» THE TASK
Go through the lines below. Copy those with "Taux".
>> Start DATASET
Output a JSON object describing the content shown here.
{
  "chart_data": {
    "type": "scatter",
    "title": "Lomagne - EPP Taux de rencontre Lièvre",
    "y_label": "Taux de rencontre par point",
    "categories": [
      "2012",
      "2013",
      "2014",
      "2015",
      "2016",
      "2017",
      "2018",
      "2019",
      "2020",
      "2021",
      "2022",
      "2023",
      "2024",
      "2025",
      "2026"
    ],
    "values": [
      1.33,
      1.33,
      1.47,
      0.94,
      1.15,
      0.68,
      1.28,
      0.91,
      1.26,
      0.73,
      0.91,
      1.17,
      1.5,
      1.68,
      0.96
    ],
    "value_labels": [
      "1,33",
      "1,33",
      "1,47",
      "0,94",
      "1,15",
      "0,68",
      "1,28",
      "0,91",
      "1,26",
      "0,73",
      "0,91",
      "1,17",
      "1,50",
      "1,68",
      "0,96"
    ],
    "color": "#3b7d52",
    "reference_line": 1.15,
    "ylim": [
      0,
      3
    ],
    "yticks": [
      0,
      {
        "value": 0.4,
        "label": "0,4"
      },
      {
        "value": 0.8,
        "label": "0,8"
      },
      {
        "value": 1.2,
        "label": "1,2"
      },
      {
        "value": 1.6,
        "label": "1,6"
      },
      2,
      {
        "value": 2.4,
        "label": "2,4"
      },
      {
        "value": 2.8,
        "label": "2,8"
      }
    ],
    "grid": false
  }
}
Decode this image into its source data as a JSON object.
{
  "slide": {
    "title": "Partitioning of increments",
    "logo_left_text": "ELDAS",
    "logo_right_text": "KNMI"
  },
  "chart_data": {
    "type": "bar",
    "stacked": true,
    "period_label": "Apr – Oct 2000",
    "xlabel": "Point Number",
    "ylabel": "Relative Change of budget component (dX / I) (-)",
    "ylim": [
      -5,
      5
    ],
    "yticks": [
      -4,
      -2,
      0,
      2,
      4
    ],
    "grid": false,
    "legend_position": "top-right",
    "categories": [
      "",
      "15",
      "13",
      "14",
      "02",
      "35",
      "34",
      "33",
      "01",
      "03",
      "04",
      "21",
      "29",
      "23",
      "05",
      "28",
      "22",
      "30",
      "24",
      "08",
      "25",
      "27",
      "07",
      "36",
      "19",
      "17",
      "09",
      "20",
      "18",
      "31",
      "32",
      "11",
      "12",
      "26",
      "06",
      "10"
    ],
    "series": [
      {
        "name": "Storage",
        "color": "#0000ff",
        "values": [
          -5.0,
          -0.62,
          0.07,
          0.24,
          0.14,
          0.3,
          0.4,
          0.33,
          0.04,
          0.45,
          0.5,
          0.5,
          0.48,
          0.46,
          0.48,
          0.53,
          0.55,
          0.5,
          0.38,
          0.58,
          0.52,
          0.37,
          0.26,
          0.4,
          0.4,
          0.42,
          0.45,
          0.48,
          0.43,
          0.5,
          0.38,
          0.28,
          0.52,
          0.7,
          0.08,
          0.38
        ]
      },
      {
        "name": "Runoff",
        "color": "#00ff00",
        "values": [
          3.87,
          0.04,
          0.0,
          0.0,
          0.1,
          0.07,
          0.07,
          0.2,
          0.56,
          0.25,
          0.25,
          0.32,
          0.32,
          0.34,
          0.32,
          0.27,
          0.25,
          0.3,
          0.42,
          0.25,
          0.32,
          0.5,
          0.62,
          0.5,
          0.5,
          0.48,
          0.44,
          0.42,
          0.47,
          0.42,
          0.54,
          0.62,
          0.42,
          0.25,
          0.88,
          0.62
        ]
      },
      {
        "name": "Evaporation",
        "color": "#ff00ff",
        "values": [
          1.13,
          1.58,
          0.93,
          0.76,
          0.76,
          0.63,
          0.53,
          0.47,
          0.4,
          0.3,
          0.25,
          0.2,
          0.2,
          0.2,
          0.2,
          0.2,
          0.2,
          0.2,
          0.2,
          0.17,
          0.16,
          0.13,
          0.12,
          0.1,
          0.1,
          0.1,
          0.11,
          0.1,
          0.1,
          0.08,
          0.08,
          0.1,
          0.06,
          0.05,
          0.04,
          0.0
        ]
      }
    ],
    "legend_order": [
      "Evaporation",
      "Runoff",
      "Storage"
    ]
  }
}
>> End DATASET
» SOLUTION FOR THIS EXERCISE
    "title": "Lomagne - EPP Taux de rencontre Lièvre",
    "y_label": "Taux de rencontre par point",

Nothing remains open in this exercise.